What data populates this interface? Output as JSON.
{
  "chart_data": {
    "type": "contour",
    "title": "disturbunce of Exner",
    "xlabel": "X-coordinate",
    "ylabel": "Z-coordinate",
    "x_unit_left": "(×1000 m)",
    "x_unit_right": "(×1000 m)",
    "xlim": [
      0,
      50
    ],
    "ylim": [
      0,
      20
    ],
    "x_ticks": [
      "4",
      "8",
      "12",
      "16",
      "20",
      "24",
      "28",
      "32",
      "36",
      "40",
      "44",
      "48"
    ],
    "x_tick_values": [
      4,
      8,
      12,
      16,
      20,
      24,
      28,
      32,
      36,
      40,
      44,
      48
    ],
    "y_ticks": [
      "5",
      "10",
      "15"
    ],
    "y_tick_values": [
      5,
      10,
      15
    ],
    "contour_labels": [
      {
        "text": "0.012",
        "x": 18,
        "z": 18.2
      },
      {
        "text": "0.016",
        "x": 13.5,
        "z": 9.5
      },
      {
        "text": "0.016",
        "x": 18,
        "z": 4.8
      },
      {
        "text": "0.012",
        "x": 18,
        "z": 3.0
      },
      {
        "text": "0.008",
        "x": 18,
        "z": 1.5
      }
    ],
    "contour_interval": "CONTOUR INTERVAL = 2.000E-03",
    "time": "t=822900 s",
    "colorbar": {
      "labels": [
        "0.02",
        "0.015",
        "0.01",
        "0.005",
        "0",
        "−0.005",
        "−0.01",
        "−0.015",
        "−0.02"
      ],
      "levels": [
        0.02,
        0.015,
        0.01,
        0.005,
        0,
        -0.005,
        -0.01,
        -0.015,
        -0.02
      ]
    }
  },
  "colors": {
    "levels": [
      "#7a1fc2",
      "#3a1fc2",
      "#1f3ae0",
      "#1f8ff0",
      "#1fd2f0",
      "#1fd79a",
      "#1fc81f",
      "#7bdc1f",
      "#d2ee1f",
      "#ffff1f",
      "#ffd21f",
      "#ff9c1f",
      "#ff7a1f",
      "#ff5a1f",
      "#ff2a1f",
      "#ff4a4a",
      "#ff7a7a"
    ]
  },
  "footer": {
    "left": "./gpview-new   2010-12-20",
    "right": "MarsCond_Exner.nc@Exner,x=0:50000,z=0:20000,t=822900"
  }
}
____
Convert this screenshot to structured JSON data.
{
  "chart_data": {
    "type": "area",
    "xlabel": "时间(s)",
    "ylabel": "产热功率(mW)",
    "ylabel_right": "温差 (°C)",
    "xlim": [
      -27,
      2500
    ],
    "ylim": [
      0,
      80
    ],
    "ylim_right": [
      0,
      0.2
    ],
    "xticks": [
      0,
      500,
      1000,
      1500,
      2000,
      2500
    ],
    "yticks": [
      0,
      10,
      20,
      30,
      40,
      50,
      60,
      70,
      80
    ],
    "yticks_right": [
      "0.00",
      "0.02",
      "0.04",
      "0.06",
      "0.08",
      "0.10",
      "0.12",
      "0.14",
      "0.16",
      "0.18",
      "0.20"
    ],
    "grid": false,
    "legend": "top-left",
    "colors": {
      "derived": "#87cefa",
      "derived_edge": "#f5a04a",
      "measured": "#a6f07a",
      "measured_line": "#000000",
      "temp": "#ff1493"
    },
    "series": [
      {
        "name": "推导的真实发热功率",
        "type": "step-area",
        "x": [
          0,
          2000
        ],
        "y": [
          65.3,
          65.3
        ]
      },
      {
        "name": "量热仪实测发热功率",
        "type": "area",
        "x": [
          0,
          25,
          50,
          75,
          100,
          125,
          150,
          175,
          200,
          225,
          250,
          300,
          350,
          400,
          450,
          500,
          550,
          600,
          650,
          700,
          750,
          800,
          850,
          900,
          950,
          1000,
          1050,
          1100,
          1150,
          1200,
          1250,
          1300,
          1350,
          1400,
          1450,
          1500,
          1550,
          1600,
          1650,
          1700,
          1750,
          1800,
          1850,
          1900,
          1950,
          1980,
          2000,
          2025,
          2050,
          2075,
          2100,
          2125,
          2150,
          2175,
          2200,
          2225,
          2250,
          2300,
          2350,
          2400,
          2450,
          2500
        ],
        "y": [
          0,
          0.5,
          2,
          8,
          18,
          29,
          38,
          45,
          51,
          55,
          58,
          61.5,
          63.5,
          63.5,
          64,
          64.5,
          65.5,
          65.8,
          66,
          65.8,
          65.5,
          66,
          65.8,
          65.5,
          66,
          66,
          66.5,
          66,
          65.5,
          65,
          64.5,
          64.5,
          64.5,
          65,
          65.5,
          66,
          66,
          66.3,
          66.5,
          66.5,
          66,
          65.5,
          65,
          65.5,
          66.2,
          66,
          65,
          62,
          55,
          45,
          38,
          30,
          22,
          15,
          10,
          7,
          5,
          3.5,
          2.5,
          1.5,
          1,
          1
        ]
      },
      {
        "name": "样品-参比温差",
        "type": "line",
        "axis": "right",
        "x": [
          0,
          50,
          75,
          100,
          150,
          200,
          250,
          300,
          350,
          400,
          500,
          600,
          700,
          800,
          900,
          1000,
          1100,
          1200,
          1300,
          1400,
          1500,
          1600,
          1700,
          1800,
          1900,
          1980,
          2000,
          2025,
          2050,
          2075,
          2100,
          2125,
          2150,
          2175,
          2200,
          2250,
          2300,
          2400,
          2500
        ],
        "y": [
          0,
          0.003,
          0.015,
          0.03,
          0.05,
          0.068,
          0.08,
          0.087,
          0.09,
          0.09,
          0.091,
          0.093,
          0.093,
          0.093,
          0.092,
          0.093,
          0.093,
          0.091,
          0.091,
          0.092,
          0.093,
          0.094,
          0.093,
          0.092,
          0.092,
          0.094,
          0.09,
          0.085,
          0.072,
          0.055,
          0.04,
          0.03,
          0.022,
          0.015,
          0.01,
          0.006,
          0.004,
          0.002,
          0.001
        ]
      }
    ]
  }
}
____
◆ WRITTEN TASK: From the entries above, copy each line holding "Exner".

◆ RESULT BELOW:
    "title": "disturbunce of Exner",
    "right": "MarsCond_Exner.nc@Exner,x=0:50000,z=0:20000,t=822900"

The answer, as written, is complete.